* [Instruction] Every record should be written out exactly, with the pictures left out.

╭─ Supplied records

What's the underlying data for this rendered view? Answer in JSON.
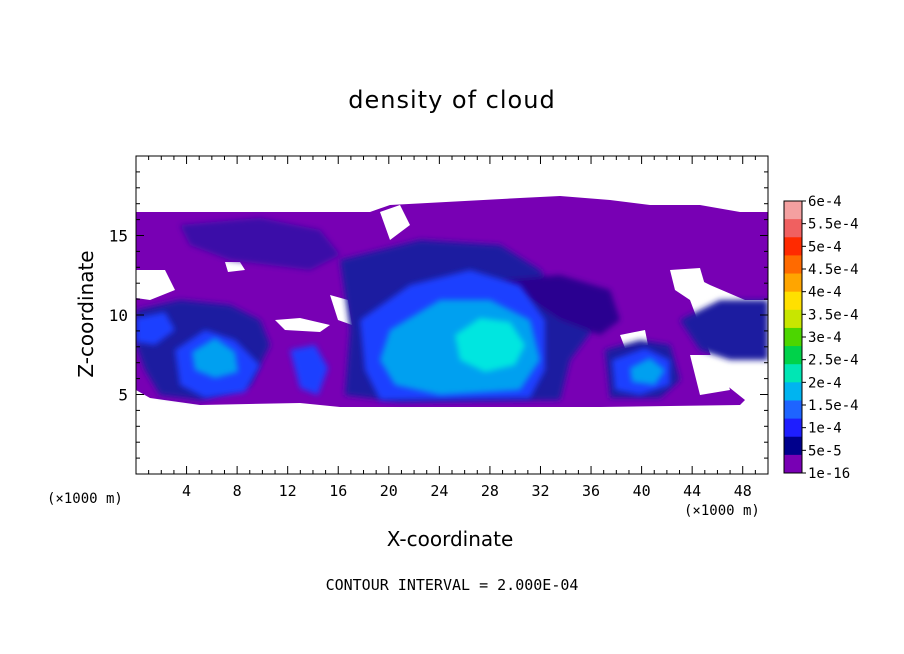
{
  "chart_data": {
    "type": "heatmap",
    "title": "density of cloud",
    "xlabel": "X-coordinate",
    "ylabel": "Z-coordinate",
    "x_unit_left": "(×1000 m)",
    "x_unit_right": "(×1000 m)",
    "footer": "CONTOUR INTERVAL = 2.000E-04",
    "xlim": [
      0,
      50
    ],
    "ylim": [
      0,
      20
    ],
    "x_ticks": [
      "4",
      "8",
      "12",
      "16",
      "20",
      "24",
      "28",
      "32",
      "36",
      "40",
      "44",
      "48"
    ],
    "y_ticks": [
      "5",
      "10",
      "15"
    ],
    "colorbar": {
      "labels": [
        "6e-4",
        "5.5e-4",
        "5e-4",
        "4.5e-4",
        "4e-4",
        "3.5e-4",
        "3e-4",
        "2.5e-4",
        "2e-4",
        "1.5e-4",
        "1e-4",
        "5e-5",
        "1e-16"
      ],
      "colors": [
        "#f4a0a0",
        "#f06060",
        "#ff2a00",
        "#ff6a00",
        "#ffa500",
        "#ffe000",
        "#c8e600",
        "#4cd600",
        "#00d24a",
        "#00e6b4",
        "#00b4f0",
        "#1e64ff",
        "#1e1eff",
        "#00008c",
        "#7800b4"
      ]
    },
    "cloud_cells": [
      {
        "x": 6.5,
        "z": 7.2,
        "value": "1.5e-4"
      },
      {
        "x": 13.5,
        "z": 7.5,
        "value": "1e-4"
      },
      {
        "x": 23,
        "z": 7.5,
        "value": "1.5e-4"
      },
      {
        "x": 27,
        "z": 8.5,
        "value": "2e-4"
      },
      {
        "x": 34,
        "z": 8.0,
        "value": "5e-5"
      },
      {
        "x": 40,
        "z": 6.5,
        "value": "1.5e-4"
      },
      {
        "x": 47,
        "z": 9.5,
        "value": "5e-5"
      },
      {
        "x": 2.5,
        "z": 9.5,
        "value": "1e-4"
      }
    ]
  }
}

╰─

* [Written answer]
What's the underlying data for this rendered view? Answer in JSON.
{
  "chart_data": {
    "type": "heatmap",
    "title": "density of cloud",
    "xlabel": "X-coordinate",
    "ylabel": "Z-coordinate",
    "x_unit_left": "(×1000 m)",
    "x_unit_right": "(×1000 m)",
    "footer": "CONTOUR INTERVAL = 2.000E-04",
    "xlim": [
      0,
      50
    ],
    "ylim": [
      0,
      20
    ],
    "x_ticks": [
      "4",
      "8",
      "12",
      "16",
      "20",
      "24",
      "28",
      "32",
      "36",
      "40",
      "44",
      "48"
    ],
    "y_ticks": [
      "5",
      "10",
      "15"
    ],
    "colorbar": {
      "labels": [
        "6e-4",
        "5.5e-4",
        "5e-4",
        "4.5e-4",
        "4e-4",
        "3.5e-4",
        "3e-4",
        "2.5e-4",
        "2e-4",
        "1.5e-4",
        "1e-4",
        "5e-5",
        "1e-16"
      ],
      "colors": [
        "#f4a0a0",
        "#f06060",
        "#ff2a00",
        "#ff6a00",
        "#ffa500",
        "#ffe000",
        "#c8e600",
        "#4cd600",
        "#00d24a",
        "#00e6b4",
        "#00b4f0",
        "#1e64ff",
        "#1e1eff",
        "#00008c",
        "#7800b4"
      ]
    },
    "cloud_cells": [
      {
        "x": 6.5,
        "z": 7.2,
        "value": "1.5e-4"
      },
      {
        "x": 13.5,
        "z": 7.5,
        "value": "1e-4"
      },
      {
        "x": 23,
        "z": 7.5,
        "value": "1.5e-4"
      },
      {
        "x": 27,
        "z": 8.5,
        "value": "2e-4"
      },
      {
        "x": 34,
        "z": 8.0,
        "value": "5e-5"
      },
      {
        "x": 40,
        "z": 6.5,
        "value": "1.5e-4"
      },
      {
        "x": 47,
        "z": 9.5,
        "value": "5e-5"
      },
      {
        "x": 2.5,
        "z": 9.5,
        "value": "1e-4"
      }
    ]
  }
}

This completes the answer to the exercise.